Collected data entries
######

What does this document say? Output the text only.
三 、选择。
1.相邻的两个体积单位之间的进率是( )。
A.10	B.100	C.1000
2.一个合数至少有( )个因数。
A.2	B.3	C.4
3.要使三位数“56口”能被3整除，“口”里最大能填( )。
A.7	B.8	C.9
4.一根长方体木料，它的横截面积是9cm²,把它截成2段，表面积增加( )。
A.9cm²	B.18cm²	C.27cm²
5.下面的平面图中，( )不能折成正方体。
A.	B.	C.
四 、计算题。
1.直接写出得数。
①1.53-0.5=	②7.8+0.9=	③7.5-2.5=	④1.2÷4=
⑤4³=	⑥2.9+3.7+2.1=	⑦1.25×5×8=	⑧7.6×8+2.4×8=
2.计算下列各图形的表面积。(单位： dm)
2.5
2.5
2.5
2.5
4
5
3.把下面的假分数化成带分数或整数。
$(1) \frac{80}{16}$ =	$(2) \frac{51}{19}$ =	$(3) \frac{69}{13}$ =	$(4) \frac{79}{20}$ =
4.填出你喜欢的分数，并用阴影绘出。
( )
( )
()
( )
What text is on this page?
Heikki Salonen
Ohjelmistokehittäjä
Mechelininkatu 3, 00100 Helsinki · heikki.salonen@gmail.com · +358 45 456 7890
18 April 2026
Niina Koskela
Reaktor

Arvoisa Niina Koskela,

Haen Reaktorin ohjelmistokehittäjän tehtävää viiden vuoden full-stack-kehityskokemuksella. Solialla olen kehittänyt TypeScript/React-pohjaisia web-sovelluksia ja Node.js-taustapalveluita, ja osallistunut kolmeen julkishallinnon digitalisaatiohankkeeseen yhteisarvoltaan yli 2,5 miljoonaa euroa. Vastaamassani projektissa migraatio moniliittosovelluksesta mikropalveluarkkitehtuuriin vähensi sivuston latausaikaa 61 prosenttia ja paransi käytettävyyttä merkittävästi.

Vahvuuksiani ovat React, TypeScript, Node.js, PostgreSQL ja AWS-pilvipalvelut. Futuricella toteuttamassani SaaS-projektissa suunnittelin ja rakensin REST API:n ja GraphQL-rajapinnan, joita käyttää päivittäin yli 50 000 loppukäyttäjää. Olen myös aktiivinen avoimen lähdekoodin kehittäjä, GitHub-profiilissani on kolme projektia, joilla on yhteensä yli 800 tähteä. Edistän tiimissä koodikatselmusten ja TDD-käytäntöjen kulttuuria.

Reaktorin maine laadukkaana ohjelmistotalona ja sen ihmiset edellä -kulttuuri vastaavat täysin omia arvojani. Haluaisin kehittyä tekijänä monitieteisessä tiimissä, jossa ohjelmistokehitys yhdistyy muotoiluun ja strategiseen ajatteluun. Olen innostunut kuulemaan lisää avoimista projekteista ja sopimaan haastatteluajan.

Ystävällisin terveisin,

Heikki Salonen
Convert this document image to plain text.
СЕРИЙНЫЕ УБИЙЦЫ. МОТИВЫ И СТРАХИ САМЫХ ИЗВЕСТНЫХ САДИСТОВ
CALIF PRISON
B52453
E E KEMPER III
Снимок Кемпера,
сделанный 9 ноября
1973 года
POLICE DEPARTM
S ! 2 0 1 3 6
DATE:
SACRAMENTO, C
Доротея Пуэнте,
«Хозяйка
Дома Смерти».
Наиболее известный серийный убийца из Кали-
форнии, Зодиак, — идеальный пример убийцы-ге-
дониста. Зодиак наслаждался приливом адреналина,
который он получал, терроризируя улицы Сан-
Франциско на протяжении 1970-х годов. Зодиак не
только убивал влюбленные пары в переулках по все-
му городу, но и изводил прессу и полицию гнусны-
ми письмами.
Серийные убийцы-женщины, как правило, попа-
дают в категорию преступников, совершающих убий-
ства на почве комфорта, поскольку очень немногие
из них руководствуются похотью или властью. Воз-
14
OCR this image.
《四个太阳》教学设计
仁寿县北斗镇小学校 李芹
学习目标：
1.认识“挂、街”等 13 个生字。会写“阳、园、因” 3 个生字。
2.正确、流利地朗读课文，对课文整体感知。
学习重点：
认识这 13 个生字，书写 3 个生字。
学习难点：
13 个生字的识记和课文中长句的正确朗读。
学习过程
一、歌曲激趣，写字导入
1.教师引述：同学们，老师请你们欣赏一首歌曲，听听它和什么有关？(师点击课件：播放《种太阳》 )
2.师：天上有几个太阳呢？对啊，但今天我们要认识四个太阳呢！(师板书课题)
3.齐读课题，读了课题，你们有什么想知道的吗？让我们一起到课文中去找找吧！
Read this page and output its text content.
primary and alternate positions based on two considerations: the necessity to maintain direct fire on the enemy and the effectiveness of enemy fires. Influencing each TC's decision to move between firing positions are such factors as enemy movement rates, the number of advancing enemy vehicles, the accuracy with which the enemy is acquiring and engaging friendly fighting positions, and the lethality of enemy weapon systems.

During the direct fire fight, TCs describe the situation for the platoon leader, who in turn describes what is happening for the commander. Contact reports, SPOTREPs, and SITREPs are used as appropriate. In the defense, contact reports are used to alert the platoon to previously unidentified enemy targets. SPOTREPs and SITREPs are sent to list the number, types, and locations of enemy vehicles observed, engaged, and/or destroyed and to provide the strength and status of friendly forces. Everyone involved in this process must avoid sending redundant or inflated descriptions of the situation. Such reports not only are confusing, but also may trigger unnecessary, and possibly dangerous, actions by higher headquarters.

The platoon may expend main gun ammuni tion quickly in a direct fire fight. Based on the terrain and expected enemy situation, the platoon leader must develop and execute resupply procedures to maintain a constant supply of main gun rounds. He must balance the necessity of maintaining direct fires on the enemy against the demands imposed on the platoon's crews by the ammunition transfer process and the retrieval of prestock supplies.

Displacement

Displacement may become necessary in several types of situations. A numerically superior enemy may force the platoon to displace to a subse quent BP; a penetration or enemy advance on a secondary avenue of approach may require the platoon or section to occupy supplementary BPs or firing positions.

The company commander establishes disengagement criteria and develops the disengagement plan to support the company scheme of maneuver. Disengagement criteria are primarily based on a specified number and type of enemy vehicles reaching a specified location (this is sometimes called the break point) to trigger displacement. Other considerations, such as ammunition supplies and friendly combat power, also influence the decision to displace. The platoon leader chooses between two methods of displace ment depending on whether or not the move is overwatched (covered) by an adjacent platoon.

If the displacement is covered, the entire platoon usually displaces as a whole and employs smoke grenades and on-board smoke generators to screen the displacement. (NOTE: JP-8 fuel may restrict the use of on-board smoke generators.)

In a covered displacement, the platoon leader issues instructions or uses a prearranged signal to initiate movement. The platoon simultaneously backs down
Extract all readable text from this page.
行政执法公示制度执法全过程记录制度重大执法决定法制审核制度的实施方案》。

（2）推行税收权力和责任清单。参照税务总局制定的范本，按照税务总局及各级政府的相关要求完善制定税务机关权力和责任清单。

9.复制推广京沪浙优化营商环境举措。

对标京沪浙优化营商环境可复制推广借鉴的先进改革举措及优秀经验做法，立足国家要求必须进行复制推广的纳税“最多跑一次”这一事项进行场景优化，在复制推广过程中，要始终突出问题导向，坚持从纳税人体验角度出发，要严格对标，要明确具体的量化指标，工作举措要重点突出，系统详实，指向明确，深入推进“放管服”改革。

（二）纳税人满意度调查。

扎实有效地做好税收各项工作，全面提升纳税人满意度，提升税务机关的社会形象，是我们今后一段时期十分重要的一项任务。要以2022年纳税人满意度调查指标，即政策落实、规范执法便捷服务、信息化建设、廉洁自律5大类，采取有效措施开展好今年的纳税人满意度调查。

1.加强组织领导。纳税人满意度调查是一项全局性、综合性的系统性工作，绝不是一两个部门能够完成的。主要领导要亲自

######

Repeat each record in full; every line must match exactly.

### OUTPUT FOR THIS EXERCISE
What does this document say? Output the text only.
三 、选择。
1.相邻的两个体积单位之间的进率是( )。
A.10	B.100	C.1000
2.一个合数至少有( )个因数。
A.2	B.3	C.4
3.要使三位数“56口”能被3整除，“口”里最大能填( )。
A.7	B.8	C.9
4.一根长方体木料，它的横截面积是9cm²,把它截成2段，表面积增加( )。
A.9cm²	B.18cm²	C.27cm²
5.下面的平面图中，( )不能折成正方体。
A.	B.	C.
四 、计算题。
1.直接写出得数。
①1.53-0.5=	②7.8+0.9=	③7.5-2.5=	④1.2÷4=
⑤4³=	⑥2.9+3.7+2.1=	⑦1.25×5×8=	⑧7.6×8+2.4×8=
2.计算下列各图形的表面积。(单位： dm)
2.5
2.5
2.5
2.5
4
5
3.把下面的假分数化成带分数或整数。
$(1) \frac{80}{16}$ =	$(2) \frac{51}{19}$ =	$(3) \frac{69}{13}$ =	$(4) \frac{79}{20}$ =
4.填出你喜欢的分数，并用阴影绘出。
( )
( )
()
( )
What text is on this page?
Heikki Salonen
Ohjelmistokehittäjä
Mechelininkatu 3, 00100 Helsinki · heikki.salonen@gmail.com · +358 45 456 7890
18 April 2026
Niina Koskela
Reaktor

Arvoisa Niina Koskela,

Haen Reaktorin ohjelmistokehittäjän tehtävää viiden vuoden full-stack-kehityskokemuksella. Solialla olen kehittänyt TypeScript/React-pohjaisia web-sovelluksia ja Node.js-taustapalveluita, ja osallistunut kolmeen julkishallinnon digitalisaatiohankkeeseen yhteisarvoltaan yli 2,5 miljoonaa euroa. Vastaamassani projektissa migraatio moniliittosovelluksesta mikropalveluarkkitehtuuriin vähensi sivuston latausaikaa 61 prosenttia ja paransi käytettävyyttä merkittävästi.

Vahvuuksiani ovat React, TypeScript, Node.js, PostgreSQL ja AWS-pilvipalvelut. Futuricella toteuttamassani SaaS-projektissa suunnittelin ja rakensin REST API:n ja GraphQL-rajapinnan, joita käyttää päivittäin yli 50 000 loppukäyttäjää. Olen myös aktiivinen avoimen lähdekoodin kehittäjä, GitHub-profiilissani on kolme projektia, joilla on yhteensä yli 800 tähteä. Edistän tiimissä koodikatselmusten ja TDD-käytäntöjen kulttuuria.

Reaktorin maine laadukkaana ohjelmistotalona ja sen ihmiset edellä -kulttuuri vastaavat täysin omia arvojani. Haluaisin kehittyä tekijänä monitieteisessä tiimissä, jossa ohjelmistokehitys yhdistyy muotoiluun ja strategiseen ajatteluun. Olen innostunut kuulemaan lisää avoimista projekteista ja sopimaan haastatteluajan.

Ystävällisin terveisin,

Heikki Salonen
Convert this document image to plain text.
СЕРИЙНЫЕ УБИЙЦЫ. МОТИВЫ И СТРАХИ САМЫХ ИЗВЕСТНЫХ САДИСТОВ
CALIF PRISON
B52453
E E KEMPER III
Снимок Кемпера,
сделанный 9 ноября
1973 года
POLICE DEPARTM
S ! 2 0 1 3 6
DATE:
SACRAMENTO, C
Доротея Пуэнте,
«Хозяйка
Дома Смерти».
Наиболее известный серийный убийца из Кали-
форнии, Зодиак, — идеальный пример убийцы-ге-
дониста. Зодиак наслаждался приливом адреналина,
который он получал, терроризируя улицы Сан-
Франциско на протяжении 1970-х годов. Зодиак не
только убивал влюбленные пары в переулках по все-
му городу, но и изводил прессу и полицию гнусны-
ми письмами.
Серийные убийцы-женщины, как правило, попа-
дают в категорию преступников, совершающих убий-
ства на почве комфорта, поскольку очень немногие
из них руководствуются похотью или властью. Воз-
14
OCR this image.
《四个太阳》教学设计
仁寿县北斗镇小学校 李芹
学习目标：
1.认识“挂、街”等 13 个生字。会写“阳、园、因” 3 个生字。
2.正确、流利地朗读课文，对课文整体感知。
学习重点：
认识这 13 个生字，书写 3 个生字。
学习难点：
13 个生字的识记和课文中长句的正确朗读。
学习过程
一、歌曲激趣，写字导入
1.教师引述：同学们，老师请你们欣赏一首歌曲，听听它和什么有关？(师点击课件：播放《种太阳》 )
2.师：天上有几个太阳呢？对啊，但今天我们要认识四个太阳呢！(师板书课题)
3.齐读课题，读了课题，你们有什么想知道的吗？让我们一起到课文中去找找吧！
Read this page and output its text content.
primary and alternate positions based on two considerations: the necessity to maintain direct fire on the enemy and the effectiveness of enemy fires. Influencing each TC's decision to move between firing positions are such factors as enemy movement rates, the number of advancing enemy vehicles, the accuracy with which the enemy is acquiring and engaging friendly fighting positions, and the lethality of enemy weapon systems.

During the direct fire fight, TCs describe the situation for the platoon leader, who in turn describes what is happening for the commander. Contact reports, SPOTREPs, and SITREPs are used as appropriate. In the defense, contact reports are used to alert the platoon to previously unidentified enemy targets. SPOTREPs and SITREPs are sent to list the number, types, and locations of enemy vehicles observed, engaged, and/or destroyed and to provide the strength and status of friendly forces. Everyone involved in this process must avoid sending redundant or inflated descriptions of the situation. Such reports not only are confusing, but also may trigger unnecessary, and possibly dangerous, actions by higher headquarters.

The platoon may expend main gun ammuni tion quickly in a direct fire fight. Based on the terrain and expected enemy situation, the platoon leader must develop and execute resupply procedures to maintain a constant supply of main gun rounds. He must balance the necessity of maintaining direct fires on the enemy against the demands imposed on the platoon's crews by the ammunition transfer process and the retrieval of prestock supplies.

Displacement

Displacement may become necessary in several types of situations. A numerically superior enemy may force the platoon to displace to a subse quent BP; a penetration or enemy advance on a secondary avenue of approach may require the platoon or section to occupy supplementary BPs or firing positions.

The company commander establishes disengagement criteria and develops the disengagement plan to support the company scheme of maneuver. Disengagement criteria are primarily based on a specified number and type of enemy vehicles reaching a specified location (this is sometimes called the break point) to trigger displacement. Other considerations, such as ammunition supplies and friendly combat power, also influence the decision to displace. The platoon leader chooses between two methods of displace ment depending on whether or not the move is overwatched (covered) by an adjacent platoon.

If the displacement is covered, the entire platoon usually displaces as a whole and employs smoke grenades and on-board smoke generators to screen the displacement. (NOTE: JP-8 fuel may restrict the use of on-board smoke generators.)

In a covered displacement, the platoon leader issues instructions or uses a prearranged signal to initiate movement. The platoon simultaneously backs down
Extract all readable text from this page.
行政执法公示制度执法全过程记录制度重大执法决定法制审核制度的实施方案》。

（2）推行税收权力和责任清单。参照税务总局制定的范本，按照税务总局及各级政府的相关要求完善制定税务机关权力和责任清单。

9.复制推广京沪浙优化营商环境举措。

对标京沪浙优化营商环境可复制推广借鉴的先进改革举措及优秀经验做法，立足国家要求必须进行复制推广的纳税“最多跑一次”这一事项进行场景优化，在复制推广过程中，要始终突出问题导向，坚持从纳税人体验角度出发，要严格对标，要明确具体的量化指标，工作举措要重点突出，系统详实，指向明确，深入推进“放管服”改革。

（二）纳税人满意度调查。

扎实有效地做好税收各项工作，全面提升纳税人满意度，提升税务机关的社会形象，是我们今后一段时期十分重要的一项任务。要以2022年纳税人满意度调查指标，即政策落实、规范执法便捷服务、信息化建设、廉洁自律5大类，采取有效措施开展好今年的纳税人满意度调查。

1.加强组织领导。纳税人满意度调查是一项全局性、综合性的系统性工作，绝不是一两个部门能够完成的。主要领导要亲自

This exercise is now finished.